▶ TEXT FOR ANALYSIS
========================

Fever Red Flags
If your 5-year-old is unresponsive or doesn’t make eye contact, get medical attention right away. This could be the sign of a more serious medical problem. If your child seems irritable or uncomfortable, you should consult his doctor. The duration of the fever matters, too. A 5-year-old with a fever lasting three days or longer should see his pediatrician, recommends MayoClinic.com. If his temperature is 102 degrees Fahrenheit or higher, he should also see his doctor. This will help rule out underlying problems.
A 5-year-old with a fever and no other symptoms might benefit from a fever reducer if her temperature is 102 degrees Fahrenheit or higher, notes the Mayo Clinic. However, you should never administer a fever reducer, like acetaminophen, without consulting your pediatrician first. If your 5-year-old has a low-grade fever, and no other symptoms, your doctor might advise against using a fever reducer. Use of these medications in children with low-grade fevers might prolong illness. Never give your 5-year-old aspirin -- this medication is used in adults only. A child who takes aspirin is at risk for developing a potentially fatal condition called Reye’s Syndrome.
If your child’s doctor determines his fever is caused by a bacterial infection, she might prescribe an antibiotic. Administer the medication as prescribed. If he starts to feel better, finish the prescription. Stopping a prescription early might make your child’s illness worse. Don’t take antibiotics for viral infections. This type of medication isn’t effective for treating viruses, according to MayoClinic.com.
During a fever, keep your child cool. Dress her in light clothing. Provide a light blanket and avoid heavy comforters. You can also give her a lukewarm bath. If she shivers during the bath, remove her from the water. Shivering causes an increase in body temperature. Encourage your 5-year-old to rest. Physical activity generates body heat, which elevates your child's temperature.

========================

▶ PROVIDED DATA
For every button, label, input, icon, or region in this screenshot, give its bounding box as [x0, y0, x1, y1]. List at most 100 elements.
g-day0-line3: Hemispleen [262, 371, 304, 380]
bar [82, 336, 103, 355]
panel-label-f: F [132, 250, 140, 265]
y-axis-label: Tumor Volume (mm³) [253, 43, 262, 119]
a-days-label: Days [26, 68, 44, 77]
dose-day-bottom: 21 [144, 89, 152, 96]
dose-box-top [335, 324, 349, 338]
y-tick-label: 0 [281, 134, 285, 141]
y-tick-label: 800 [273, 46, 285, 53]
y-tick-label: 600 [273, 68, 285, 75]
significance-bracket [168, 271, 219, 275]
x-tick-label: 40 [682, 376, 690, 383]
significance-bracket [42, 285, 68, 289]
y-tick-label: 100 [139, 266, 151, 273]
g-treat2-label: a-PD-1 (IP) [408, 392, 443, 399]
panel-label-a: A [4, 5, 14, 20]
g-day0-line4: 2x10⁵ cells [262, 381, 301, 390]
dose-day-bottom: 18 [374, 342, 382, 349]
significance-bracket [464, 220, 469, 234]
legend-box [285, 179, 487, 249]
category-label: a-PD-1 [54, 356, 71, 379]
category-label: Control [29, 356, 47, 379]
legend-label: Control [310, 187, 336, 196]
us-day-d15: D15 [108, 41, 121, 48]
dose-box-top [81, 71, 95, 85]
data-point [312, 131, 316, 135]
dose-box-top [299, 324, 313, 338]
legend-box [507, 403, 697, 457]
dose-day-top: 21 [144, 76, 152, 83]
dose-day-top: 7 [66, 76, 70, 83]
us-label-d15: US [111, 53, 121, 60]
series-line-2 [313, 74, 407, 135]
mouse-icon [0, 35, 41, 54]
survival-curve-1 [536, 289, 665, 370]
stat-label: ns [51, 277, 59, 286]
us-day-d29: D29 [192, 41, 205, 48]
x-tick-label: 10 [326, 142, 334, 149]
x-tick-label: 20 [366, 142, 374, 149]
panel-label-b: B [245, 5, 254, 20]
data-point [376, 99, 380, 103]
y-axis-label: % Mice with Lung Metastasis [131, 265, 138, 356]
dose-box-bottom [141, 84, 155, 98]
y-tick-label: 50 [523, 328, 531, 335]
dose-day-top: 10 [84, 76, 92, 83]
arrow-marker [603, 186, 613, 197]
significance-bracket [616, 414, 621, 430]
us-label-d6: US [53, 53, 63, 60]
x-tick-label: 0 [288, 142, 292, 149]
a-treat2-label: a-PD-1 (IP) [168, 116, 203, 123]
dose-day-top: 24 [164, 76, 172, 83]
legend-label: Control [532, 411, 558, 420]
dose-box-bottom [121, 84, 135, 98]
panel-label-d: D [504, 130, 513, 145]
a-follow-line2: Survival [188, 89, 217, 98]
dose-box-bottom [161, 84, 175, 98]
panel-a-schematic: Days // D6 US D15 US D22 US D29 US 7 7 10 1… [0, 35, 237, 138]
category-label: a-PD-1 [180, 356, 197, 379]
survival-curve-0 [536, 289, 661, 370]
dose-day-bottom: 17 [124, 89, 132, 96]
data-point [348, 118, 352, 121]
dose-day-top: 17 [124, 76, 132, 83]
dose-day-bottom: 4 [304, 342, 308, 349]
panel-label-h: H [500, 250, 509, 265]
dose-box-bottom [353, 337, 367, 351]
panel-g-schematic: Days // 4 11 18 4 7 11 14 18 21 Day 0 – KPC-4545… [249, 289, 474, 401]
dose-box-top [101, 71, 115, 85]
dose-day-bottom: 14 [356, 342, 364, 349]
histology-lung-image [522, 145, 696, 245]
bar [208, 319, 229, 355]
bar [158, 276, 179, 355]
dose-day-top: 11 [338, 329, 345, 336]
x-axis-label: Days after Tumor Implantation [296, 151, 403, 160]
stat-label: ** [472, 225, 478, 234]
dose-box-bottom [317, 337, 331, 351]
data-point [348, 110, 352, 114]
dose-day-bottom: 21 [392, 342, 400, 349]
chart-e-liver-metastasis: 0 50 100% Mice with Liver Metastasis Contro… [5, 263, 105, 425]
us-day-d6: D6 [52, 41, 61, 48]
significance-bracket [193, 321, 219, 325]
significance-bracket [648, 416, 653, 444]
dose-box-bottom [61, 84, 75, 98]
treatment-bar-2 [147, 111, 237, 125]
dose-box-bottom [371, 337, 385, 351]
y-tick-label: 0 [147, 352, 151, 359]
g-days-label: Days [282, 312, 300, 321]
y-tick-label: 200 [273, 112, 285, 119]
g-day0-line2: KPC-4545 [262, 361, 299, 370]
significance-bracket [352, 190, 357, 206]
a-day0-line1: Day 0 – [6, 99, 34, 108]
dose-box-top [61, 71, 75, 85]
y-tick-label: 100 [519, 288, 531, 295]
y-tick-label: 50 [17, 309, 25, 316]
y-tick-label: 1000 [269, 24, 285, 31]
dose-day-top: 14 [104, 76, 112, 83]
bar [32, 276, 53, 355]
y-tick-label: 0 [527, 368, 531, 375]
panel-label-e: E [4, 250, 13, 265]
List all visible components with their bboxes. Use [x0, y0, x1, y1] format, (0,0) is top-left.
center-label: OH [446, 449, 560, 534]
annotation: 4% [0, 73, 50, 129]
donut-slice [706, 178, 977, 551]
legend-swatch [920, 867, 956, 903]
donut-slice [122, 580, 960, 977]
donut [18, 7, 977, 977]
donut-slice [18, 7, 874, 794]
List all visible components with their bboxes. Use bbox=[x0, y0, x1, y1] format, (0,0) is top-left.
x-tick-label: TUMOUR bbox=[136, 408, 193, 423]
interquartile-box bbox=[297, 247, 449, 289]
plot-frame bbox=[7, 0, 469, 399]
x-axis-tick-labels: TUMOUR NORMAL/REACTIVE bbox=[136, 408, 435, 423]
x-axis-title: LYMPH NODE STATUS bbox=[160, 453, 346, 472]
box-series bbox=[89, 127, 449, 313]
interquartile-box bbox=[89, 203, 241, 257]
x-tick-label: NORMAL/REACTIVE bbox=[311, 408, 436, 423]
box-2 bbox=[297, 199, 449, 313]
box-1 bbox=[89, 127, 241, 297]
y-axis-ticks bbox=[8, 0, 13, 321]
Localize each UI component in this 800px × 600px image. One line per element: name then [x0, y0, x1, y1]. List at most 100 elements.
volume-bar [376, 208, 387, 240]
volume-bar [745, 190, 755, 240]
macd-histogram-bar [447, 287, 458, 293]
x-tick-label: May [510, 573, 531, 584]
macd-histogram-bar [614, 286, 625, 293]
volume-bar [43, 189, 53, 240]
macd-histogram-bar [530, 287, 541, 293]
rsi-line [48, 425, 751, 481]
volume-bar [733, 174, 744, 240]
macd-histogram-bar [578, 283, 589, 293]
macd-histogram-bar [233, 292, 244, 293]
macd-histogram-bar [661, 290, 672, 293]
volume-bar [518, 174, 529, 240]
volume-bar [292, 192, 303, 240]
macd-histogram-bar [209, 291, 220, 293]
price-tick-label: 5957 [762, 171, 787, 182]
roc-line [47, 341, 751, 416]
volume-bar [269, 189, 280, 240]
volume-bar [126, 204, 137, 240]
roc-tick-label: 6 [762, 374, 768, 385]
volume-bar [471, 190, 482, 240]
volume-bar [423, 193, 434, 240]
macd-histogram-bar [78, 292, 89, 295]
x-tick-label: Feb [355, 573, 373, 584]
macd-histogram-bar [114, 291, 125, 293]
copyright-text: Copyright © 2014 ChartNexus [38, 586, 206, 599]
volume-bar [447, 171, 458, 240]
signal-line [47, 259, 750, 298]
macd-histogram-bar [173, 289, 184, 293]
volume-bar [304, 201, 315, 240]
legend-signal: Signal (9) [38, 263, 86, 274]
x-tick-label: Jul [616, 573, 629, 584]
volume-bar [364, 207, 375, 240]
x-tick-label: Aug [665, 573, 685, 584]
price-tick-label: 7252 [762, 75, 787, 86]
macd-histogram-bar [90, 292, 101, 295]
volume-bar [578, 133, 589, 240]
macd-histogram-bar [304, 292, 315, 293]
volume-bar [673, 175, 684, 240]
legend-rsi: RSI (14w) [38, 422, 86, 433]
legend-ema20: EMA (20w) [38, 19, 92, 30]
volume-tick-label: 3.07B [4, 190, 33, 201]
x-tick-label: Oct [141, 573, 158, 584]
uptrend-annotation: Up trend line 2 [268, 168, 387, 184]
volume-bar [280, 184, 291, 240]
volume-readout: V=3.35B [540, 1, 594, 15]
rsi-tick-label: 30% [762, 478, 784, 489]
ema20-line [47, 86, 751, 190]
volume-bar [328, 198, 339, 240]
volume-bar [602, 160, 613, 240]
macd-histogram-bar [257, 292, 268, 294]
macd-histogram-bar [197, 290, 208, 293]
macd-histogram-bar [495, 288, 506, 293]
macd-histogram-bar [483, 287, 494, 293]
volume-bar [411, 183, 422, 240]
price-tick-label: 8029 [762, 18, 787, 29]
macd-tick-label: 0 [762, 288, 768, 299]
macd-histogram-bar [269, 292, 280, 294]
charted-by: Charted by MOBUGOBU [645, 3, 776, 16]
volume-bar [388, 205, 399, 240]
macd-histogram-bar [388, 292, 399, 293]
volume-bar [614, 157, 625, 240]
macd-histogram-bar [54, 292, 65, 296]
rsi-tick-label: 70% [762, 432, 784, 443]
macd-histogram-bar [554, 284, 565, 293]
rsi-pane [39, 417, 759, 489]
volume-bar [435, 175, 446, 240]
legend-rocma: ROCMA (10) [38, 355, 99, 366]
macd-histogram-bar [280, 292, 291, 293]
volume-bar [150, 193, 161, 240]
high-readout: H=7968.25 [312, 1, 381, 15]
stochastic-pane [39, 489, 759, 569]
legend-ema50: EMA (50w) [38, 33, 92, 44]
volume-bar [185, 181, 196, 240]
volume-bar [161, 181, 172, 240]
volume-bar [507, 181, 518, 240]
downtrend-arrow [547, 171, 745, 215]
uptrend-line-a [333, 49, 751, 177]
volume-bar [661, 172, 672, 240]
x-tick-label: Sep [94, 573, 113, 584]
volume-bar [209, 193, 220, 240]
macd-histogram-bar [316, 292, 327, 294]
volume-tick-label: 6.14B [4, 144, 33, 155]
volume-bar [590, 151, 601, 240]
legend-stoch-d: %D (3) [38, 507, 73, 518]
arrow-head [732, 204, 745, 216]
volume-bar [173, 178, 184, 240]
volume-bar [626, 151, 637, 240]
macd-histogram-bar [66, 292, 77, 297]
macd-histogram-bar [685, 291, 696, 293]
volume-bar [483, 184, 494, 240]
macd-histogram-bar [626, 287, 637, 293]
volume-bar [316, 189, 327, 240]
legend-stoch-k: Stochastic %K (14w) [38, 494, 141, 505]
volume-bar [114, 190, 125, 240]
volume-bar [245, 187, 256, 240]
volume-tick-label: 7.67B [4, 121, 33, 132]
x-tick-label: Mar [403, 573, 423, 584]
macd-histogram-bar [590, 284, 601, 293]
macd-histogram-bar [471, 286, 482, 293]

========================

▶ ACTIONS TO TAKE
**a.** In the fever text, what condition is a child who takes aspirin at risk for developing?
**b.** Copy the passage from the fever text word for word, starting at "During a fever, keep" and ending at "your child's temperature.".

▶ SOLUTIONS TO THE TASKS
**a.** Reye’s Syndrome

**b.**
During a fever, keep your child cool. Dress her in light clothing. Provide a light blanket and avoid heavy comforters. You can also give her a lukewarm bath. If she shivers during the bath, remove her from the water. Shivering causes an increase in body temperature. Encourage your 5-year-old to rest. Physical activity generates body heat, which elevates your child's temperature.